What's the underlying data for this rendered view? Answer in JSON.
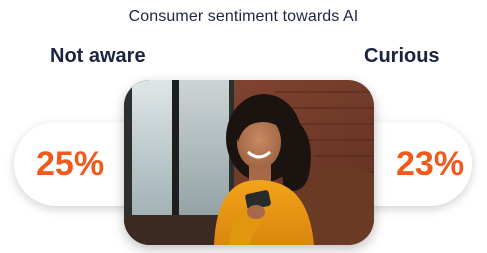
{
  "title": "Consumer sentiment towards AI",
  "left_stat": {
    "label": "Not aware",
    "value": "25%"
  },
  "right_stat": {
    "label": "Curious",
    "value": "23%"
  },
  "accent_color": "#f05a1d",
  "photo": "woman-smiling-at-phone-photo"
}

____________________

*Goal*. Every entry must be transcribed exactly. Pictures do not belong in the copy.

*Response for this exercise*.
What's the underlying data for this rendered view? Answer in JSON.
{
  "title": "Consumer sentiment towards AI",
  "left_stat": {
    "label": "Not aware",
    "value": "25%"
  },
  "right_stat": {
    "label": "Curious",
    "value": "23%"
  },
  "accent_color": "#f05a1d",
  "photo": "woman-smiling-at-phone-photo"
}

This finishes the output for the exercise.